Entries provided -
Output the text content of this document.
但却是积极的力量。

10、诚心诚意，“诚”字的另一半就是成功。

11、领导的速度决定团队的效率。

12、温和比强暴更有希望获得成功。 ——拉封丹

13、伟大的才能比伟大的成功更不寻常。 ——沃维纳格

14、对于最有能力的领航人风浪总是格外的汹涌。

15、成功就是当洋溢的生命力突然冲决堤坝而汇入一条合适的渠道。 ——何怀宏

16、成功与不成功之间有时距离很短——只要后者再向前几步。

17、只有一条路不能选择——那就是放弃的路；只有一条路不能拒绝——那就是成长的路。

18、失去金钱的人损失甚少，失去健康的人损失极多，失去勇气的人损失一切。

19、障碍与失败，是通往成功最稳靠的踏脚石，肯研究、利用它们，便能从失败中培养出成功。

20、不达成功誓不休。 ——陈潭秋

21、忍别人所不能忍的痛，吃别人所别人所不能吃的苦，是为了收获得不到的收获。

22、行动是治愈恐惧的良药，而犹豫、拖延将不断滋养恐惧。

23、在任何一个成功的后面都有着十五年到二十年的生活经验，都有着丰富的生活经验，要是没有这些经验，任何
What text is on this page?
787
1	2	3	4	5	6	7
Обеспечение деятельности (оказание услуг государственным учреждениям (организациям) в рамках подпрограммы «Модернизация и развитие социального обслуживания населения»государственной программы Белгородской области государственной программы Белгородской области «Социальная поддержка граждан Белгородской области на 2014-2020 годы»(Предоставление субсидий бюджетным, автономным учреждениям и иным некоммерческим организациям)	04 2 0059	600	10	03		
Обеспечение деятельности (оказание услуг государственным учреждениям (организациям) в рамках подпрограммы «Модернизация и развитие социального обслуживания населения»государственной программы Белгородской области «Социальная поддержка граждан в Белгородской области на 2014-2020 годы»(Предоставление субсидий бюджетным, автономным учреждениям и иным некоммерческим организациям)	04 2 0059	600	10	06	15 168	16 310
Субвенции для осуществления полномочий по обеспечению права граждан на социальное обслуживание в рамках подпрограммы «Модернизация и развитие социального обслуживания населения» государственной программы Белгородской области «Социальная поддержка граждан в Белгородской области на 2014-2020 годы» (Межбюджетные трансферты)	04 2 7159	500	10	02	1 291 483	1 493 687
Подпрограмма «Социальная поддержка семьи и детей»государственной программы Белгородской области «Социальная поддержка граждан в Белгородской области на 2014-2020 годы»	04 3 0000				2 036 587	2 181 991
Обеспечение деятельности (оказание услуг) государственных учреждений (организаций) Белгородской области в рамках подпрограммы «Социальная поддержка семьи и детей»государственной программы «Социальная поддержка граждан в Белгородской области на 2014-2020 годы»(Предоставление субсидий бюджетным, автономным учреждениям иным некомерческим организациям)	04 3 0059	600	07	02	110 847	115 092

Problem statement - Your task is to output exactly the lines running from the one with "What text is on this page?" through the final line of the material above, with both ends included.

Response -
What text is on this page?
787
1	2	3	4	5	6	7
Обеспечение деятельности (оказание услуг государственным учреждениям (организациям) в рамках подпрограммы «Модернизация и развитие социального обслуживания населения»государственной программы Белгородской области государственной программы Белгородской области «Социальная поддержка граждан Белгородской области на 2014-2020 годы»(Предоставление субсидий бюджетным, автономным учреждениям и иным некоммерческим организациям)	04 2 0059	600	10	03		
Обеспечение деятельности (оказание услуг государственным учреждениям (организациям) в рамках подпрограммы «Модернизация и развитие социального обслуживания населения»государственной программы Белгородской области «Социальная поддержка граждан в Белгородской области на 2014-2020 годы»(Предоставление субсидий бюджетным, автономным учреждениям и иным некоммерческим организациям)	04 2 0059	600	10	06	15 168	16 310
Субвенции для осуществления полномочий по обеспечению права граждан на социальное обслуживание в рамках подпрограммы «Модернизация и развитие социального обслуживания населения» государственной программы Белгородской области «Социальная поддержка граждан в Белгородской области на 2014-2020 годы» (Межбюджетные трансферты)	04 2 7159	500	10	02	1 291 483	1 493 687
Подпрограмма «Социальная поддержка семьи и детей»государственной программы Белгородской области «Социальная поддержка граждан в Белгородской области на 2014-2020 годы»	04 3 0000				2 036 587	2 181 991
Обеспечение деятельности (оказание услуг) государственных учреждений (организаций) Белгородской области в рамках подпрограммы «Социальная поддержка семьи и детей»государственной программы «Социальная поддержка граждан в Белгородской области на 2014-2020 годы»(Предоставление субсидий бюджетным, автономным учреждениям иным некомерческим организациям)	04 3 0059	600	07	02	110 847	115 092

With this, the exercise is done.